→ Fuente

No todos pensaban así. Durante un banquete, un comensal irritado quiso ridiculizar a Hiparquia. Ante los asistentes, arrancó su túnica diciendo: “Esta es la que abandonó el telar”. Una mujer trasnochadora y no cosedora merecía tener mala reputación. Fue uno de los más tempranos usos del desnudo como humillación, antepasado de la publicación de fotos íntimas, la pornografía por venganza en nuestros días. Ella no se avergonzó, ni se retiró en lágrimas. Sin pudor, pronunció una frase célebre: “¿Acaso tomé una mala decisión al dedicar a mi educación el tiempo que iba a ocupar en el telar?“.
No obstante, a través de los siglos muchas mujeres silenciadas han encontrado rendijas de libertad tejiendo sus propias historias. Clare Hunter lo investiga en su ensayo Una historia del mundo a través del ojo de una aguja. A principios del siglo XX, las sufragistas inglesas desafiaban los tópicos marchando con estandartes elaborados a mano, un despliegue de brocados, sedas, damascos y terciopelos. Trasladaron deliberadamente esos materiales del salón doméstico al escenario público de las manifestaciones. Representaban flores, corazones alados y retratos de sus heroínas, como Mary Wollstonecraft o Marie Curie. Las arpilleras chilenas, en apariencia inocuas con sus colores vivos y telas alegres, narraban historias clandestinas de miedo y ausencia tras el golpe de 1973: una familia comiendo en una mesa con sitios vacíos, escenas de detención, bosques de árboles genealógicos de familiares secuestrados. Los retales cosidos eran símbolos de reunión, una metáfora de los hogares rasgados. Las Madres de la Plaza de Mayo bordaban en sus pañuelos el nombre de sus hijos y la fecha del nacimiento; no el día de su desaparición, sino cuando los trajeron al mundo, insistiendo en la vida. Mujeres indígenas de México, Centroamérica, Colombia, Perú o Ecuador elaboran tapices —telas contra el olvido— donde plasman los destierros y traumas sufridos por sus comunidades: los llamados “textiles de conflictos”. Desde siempre bordar ha permitido denunciar lo que no se podía decir: abusos, desaparecidos, violencias. Allí, en un coser y contar, emerge el poder milenario de la costura.

→ Enunciado 1
Extraiga de los registros, sin modificación alguna, las líneas comprendidas entre la que contiene "device-model-value: Redmi 4X" y la que contiene "signal-icon — [591, 16, 614, 36]", ambas incluidas.
Los registros no guardan relación alguna con el texto sobre la costura como resistencia femenina.

→ Datos proporcionados
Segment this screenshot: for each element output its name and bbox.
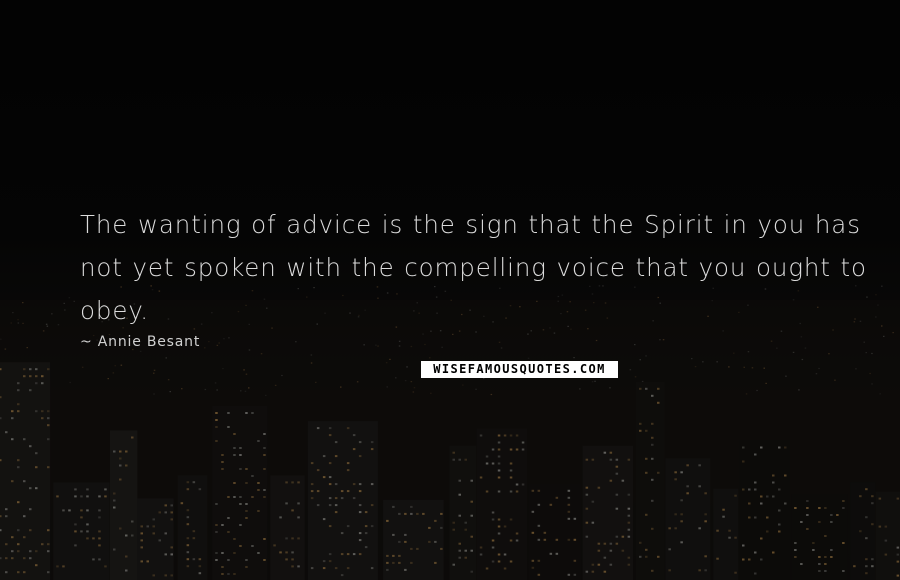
quote-card: The wanting of advice is the sign that t… xyxy=(0,0,900,580)
watermark-logo: WISEFAMOUSQUOTES.COM xyxy=(421,361,618,378)
quote-author: ~ Annie Besant xyxy=(80,334,201,350)
quote-text: The wanting of advice is the sign that t… xyxy=(80,210,867,325)
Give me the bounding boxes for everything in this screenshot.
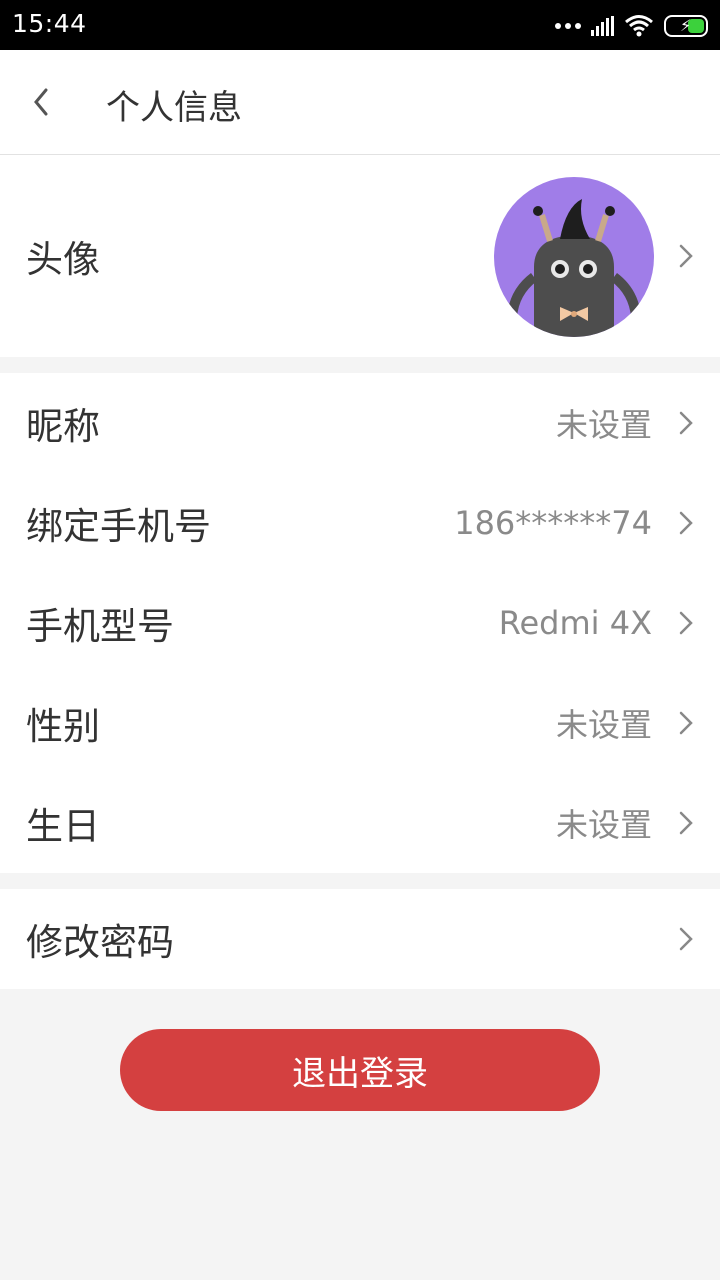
device-model-value: Redmi 4X — [498, 604, 652, 642]
page-title: 个人信息 — [106, 88, 242, 128]
gender-value: 未设置 — [555, 706, 652, 744]
chevron-right-icon — [679, 811, 693, 835]
gender-row[interactable]: 性别 未设置 — [0, 673, 720, 773]
device-model-label: 手机型号 — [26, 605, 174, 648]
chevron-right-icon — [679, 927, 693, 951]
nickname-label: 昵称 — [26, 405, 100, 448]
logout-button[interactable]: 退出登录 — [120, 1029, 600, 1111]
change-password-label: 修改密码 — [26, 921, 174, 964]
wifi-icon — [625, 15, 653, 37]
avatar — [494, 177, 654, 337]
device-model-row[interactable]: 手机型号 Redmi 4X — [0, 573, 720, 673]
avatar-label: 头像 — [26, 238, 100, 281]
chevron-left-icon — [34, 88, 48, 116]
more-dots-icon — [555, 23, 581, 29]
back-button[interactable] — [20, 78, 64, 126]
battery-icon: ⚡ — [664, 15, 708, 37]
phone-value: 186******74 — [454, 504, 652, 542]
status-icons: ⚡ — [555, 12, 708, 40]
gender-label: 性别 — [26, 705, 100, 748]
nav-bar: 个人信息 — [0, 50, 720, 155]
chevron-right-icon — [679, 244, 693, 268]
avatar-row[interactable]: 头像 — [0, 155, 720, 357]
status-time: 15:44 — [12, 9, 87, 38]
nickname-row[interactable]: 昵称 未设置 — [0, 373, 720, 473]
chevron-right-icon — [679, 611, 693, 635]
birthday-row[interactable]: 生日 未设置 — [0, 773, 720, 873]
birthday-value: 未设置 — [555, 806, 652, 844]
birthday-label: 生日 — [26, 805, 100, 848]
signal-icon — [591, 16, 614, 36]
password-section: 修改密码 — [0, 889, 720, 989]
chevron-right-icon — [679, 411, 693, 435]
chevron-right-icon — [679, 711, 693, 735]
phone-label: 绑定手机号 — [26, 505, 211, 548]
chevron-right-icon — [679, 511, 693, 535]
nickname-value: 未设置 — [555, 406, 652, 444]
profile-info-section: 昵称 未设置 绑定手机号 186******74 手机型号 Redmi 4X 性… — [0, 373, 720, 873]
robot-avatar-icon — [507, 199, 641, 337]
status-bar: 15:44 ⚡ — [0, 0, 720, 50]
change-password-row[interactable]: 修改密码 — [0, 889, 720, 989]
phone-row[interactable]: 绑定手机号 186******74 — [0, 473, 720, 573]
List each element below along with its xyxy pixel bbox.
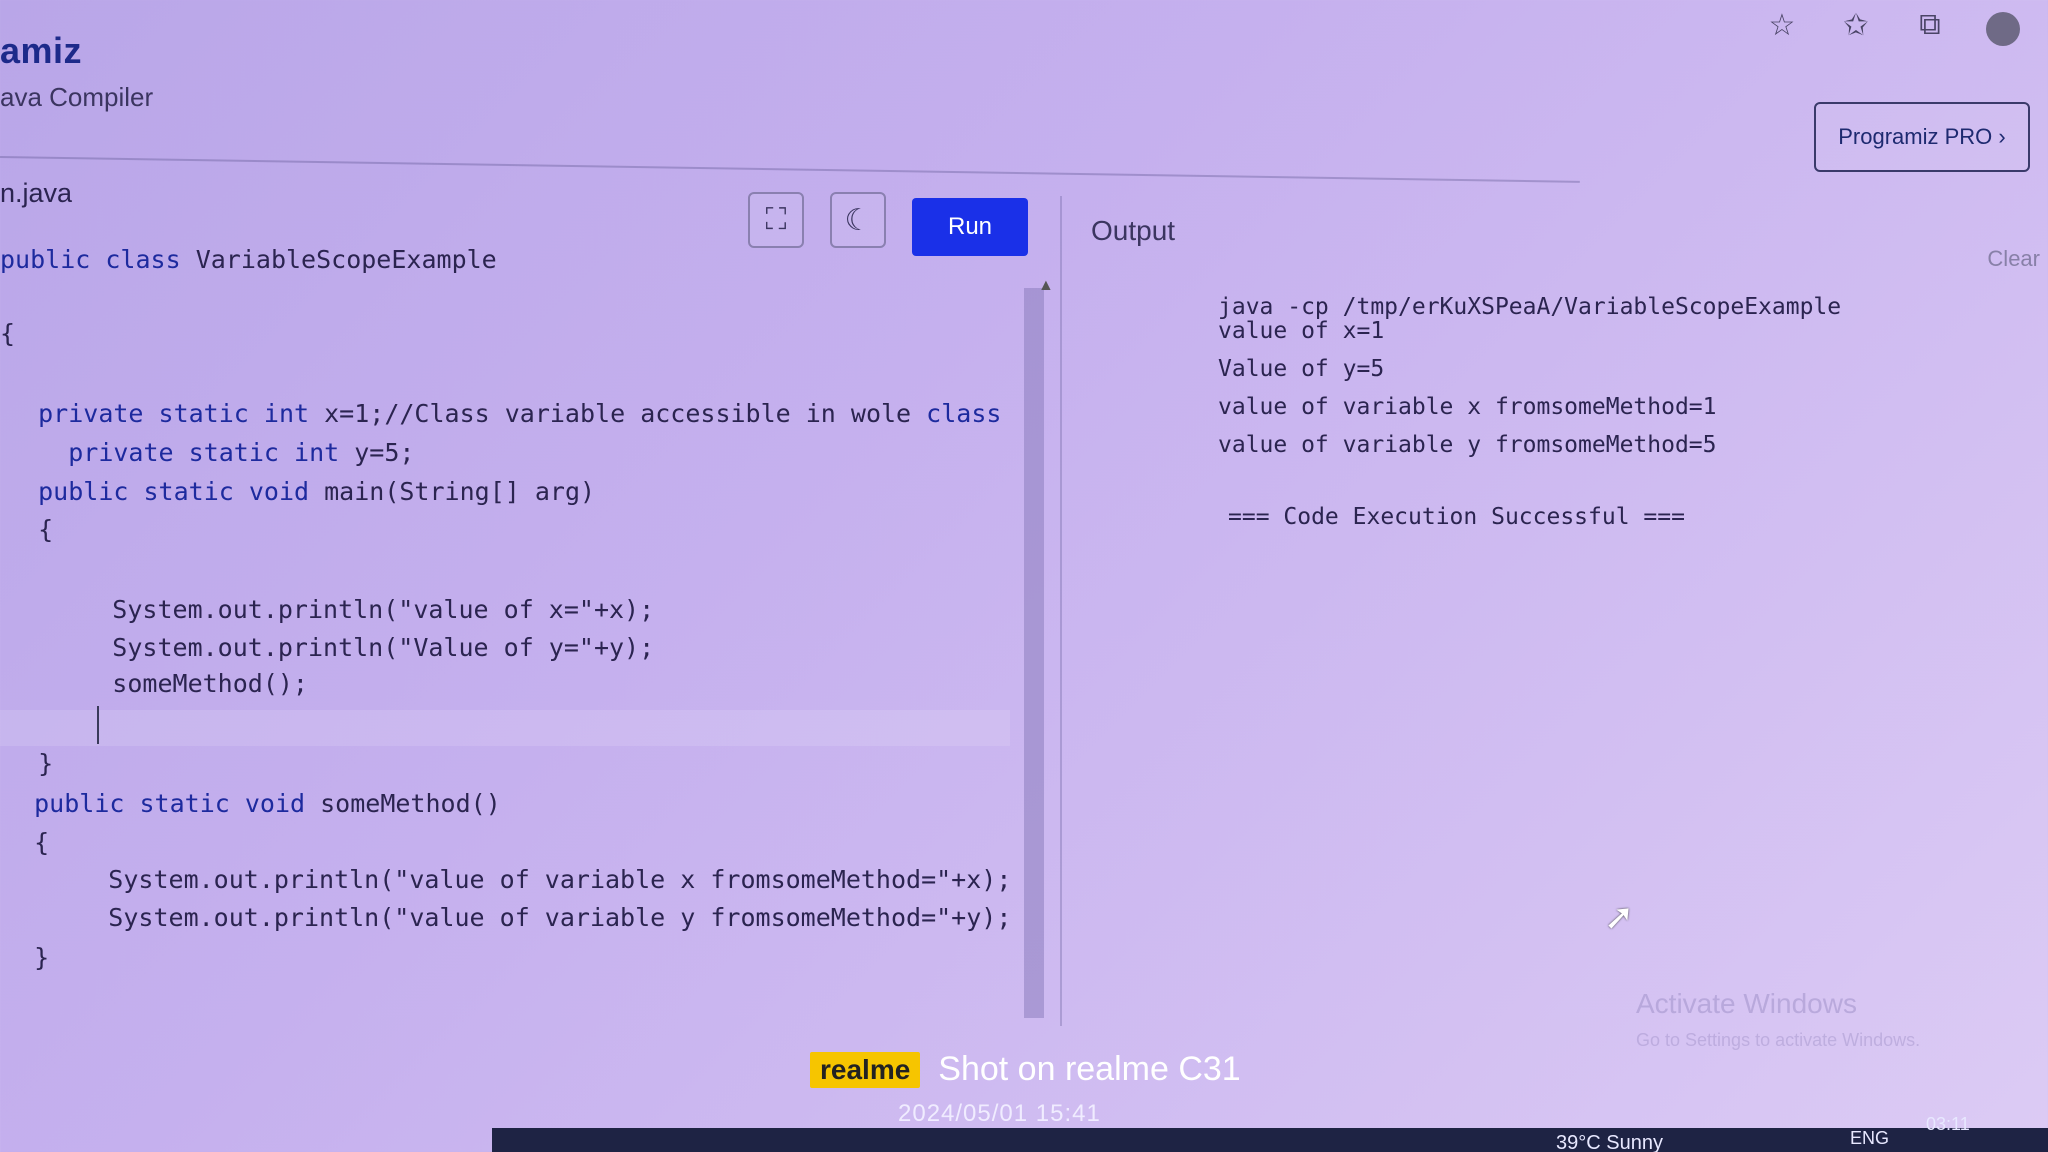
output-title: Output <box>1091 215 1176 246</box>
output-line: value of variable x fromsomeMethod=1 <box>1218 394 1717 420</box>
file-tab[interactable]: n.java <box>0 178 72 209</box>
execution-status: === Code Execution Successful === <box>1228 504 1685 530</box>
text-caret <box>97 706 99 744</box>
activate-windows-title: Activate Windows <box>1636 988 1857 1019</box>
clear-button[interactable]: Clear <box>1987 246 2040 272</box>
expand-icon: ⛶ <box>765 203 787 236</box>
shot-timestamp: 2024/05/01 15:41 <box>898 1100 1101 1127</box>
code-line: public class VariableScopeExample <box>0 245 497 274</box>
site-brand[interactable]: amiz <box>0 30 82 72</box>
code-line: private static int y=5; <box>68 438 415 467</box>
code-line: System.out.println("Value of y="+y); <box>22 633 655 662</box>
output-line: value of variable y fromsomeMethod=5 <box>1218 432 1717 458</box>
star-plus-icon[interactable]: ☆ <box>1764 8 1800 46</box>
browser-toolbar: ☆ ✩ ⧉ <box>1764 8 2020 46</box>
camera-watermark: realme Shot on realme C31 <box>810 1050 1241 1089</box>
code-line: } <box>8 749 54 778</box>
code-line: someMethod(); <box>22 669 308 698</box>
header-divider <box>0 156 1580 183</box>
code-line: } <box>4 943 50 972</box>
dark-mode-button[interactable]: ☾ <box>830 192 886 248</box>
current-line-highlight <box>0 710 1010 746</box>
realme-badge: realme <box>810 1051 921 1088</box>
mouse-pointer-icon: ➚ <box>1604 896 1635 937</box>
output-line: value of x=1 <box>1218 318 1385 344</box>
code-line: { <box>0 319 16 348</box>
activate-windows-subtitle: Go to Settings to activate Windows. <box>1636 1030 1921 1050</box>
run-button[interactable]: Run <box>912 198 1028 256</box>
moon-icon: ☾ <box>844 203 872 237</box>
weather-widget[interactable]: 39°C Sunny <box>1556 1132 1663 1152</box>
windows-taskbar <box>492 1128 2048 1152</box>
output-line: java -cp /tmp/erKuXSPeaA/VariableScopeEx… <box>1218 294 1842 320</box>
page-subtitle: ava Compiler <box>0 82 154 112</box>
editor-scrollbar[interactable] <box>1024 288 1044 1018</box>
output-line: Value of y=5 <box>1218 356 1385 382</box>
realme-caption: Shot on realme C31 <box>938 1050 1241 1088</box>
fullscreen-button[interactable]: ⛶ <box>748 192 804 248</box>
collections-icon[interactable]: ⧉ <box>1912 8 1948 46</box>
code-line: { <box>8 515 54 544</box>
code-line: System.out.println("value of x="+x); <box>22 595 655 624</box>
profile-avatar[interactable] <box>1986 12 2020 46</box>
code-line: private static int x=1;//Class variable … <box>38 399 1002 428</box>
code-line: public static void main(String[] arg) <box>38 477 596 506</box>
panel-divider[interactable] <box>1060 196 1062 1026</box>
code-line: System.out.println("value of variable y … <box>18 903 1012 932</box>
scroll-up-arrow-icon[interactable]: ▲ <box>1038 277 1054 295</box>
code-line: System.out.println("value of variable x … <box>18 865 1012 894</box>
code-line: public static void someMethod() <box>34 789 501 818</box>
system-clock[interactable]: 03:11 <box>1926 1114 1970 1135</box>
programiz-pro-button[interactable]: Programiz PRO › <box>1814 102 2030 172</box>
favorites-icon[interactable]: ✩ <box>1838 8 1874 46</box>
language-indicator[interactable]: ENG <box>1850 1128 1889 1149</box>
code-line: { <box>4 828 50 857</box>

→ Enunciado 2
Prosiga el texto sobre la costura como resistencia femenina a partir de su última oración.

→ Respuesta correcta 1
device-model-value: Redmi 4X — [498, 604, 652, 642]
page-title: 个人信息 — [106, 88, 242, 128]
gender-value: 未设置 — [555, 706, 652, 744]
chevron-right-icon — [679, 811, 693, 835]
gender-row[interactable]: 性别 未设置 — [0, 673, 720, 773]
device-model-label: 手机型号 — [26, 605, 174, 648]
chevron-right-icon — [679, 927, 693, 951]
nickname-label: 昵称 — [26, 405, 100, 448]
logout-button[interactable]: 退出登录 — [120, 1029, 600, 1111]
change-password-label: 修改密码 — [26, 921, 174, 964]
wifi-icon — [625, 15, 653, 37]
avatar — [494, 177, 654, 337]
device-model-row[interactable]: 手机型号 Redmi 4X — [0, 573, 720, 673]
avatar-label: 头像 — [26, 238, 100, 281]
chevron-left-icon — [34, 88, 48, 116]
more-dots-icon — [555, 23, 581, 29]
back-button[interactable] — [20, 78, 64, 126]
battery-icon: ⚡ — [664, 15, 708, 37]
phone-value: 186******74 — [454, 504, 652, 542]
status-icons: ⚡ — [555, 12, 708, 40]
gender-label: 性别 — [26, 705, 100, 748]
nav-bar: 个人信息 — [0, 50, 720, 155]
chevron-right-icon — [679, 244, 693, 268]
avatar-row[interactable]: 头像 — [0, 155, 720, 357]
status-time: 15:44 — [12, 9, 87, 38]
nickname-row[interactable]: 昵称 未设置 — [0, 373, 720, 473]
chevron-right-icon — [679, 611, 693, 635]
birthday-row[interactable]: 生日 未设置 — [0, 773, 720, 873]
birthday-value: 未设置 — [555, 806, 652, 844]
birthday-label: 生日 — [26, 805, 100, 848]
signal-icon — [591, 16, 614, 36]

→ Respuesta correcta 2
En realidad, incluso los tiempos más idealizados están atravesados por tensiones, sufrimiento e injusticias. Actualmente, ciertos discursos nos prometen vidas apacibles y plenas si retornamos a un pasado disciplinado, con roles claros. Quien presenta las tareas domésticas como promesa de placidez para tantas chicas exhaustas de hoy parece ignorar que se trata de labores exigentes —e interminables—. Existe el júbilo de cuidar a los enfermos y cocinar para los tuyos, pero no hay jubilación. Con frecuencia se subestima el trabajo del hogar, enormemente meritorio, en absoluto relajado y casi nunca remunerado: Hiparquia alertaría de que el verdadero gineceo es la dependencia económica.
Dicen que las viejas sociedades sólidas eran serenas: reinaban el orden y el silencio. En cambio, la banda sonora de la democracia es la queja, el guirigay y el bullicio. Cuando gobiernan los autoritarios, no se escuchan protestas porque la disidencia está perseguida; no es que la mayoría sea más feliz, simplemente está más callada. Los problemas persisten, pero cada cual los aborda –y borda– con formas más sigilosas. No hay puntada sin hilo ni historia: el pasado siempre fue más remolino que remanso.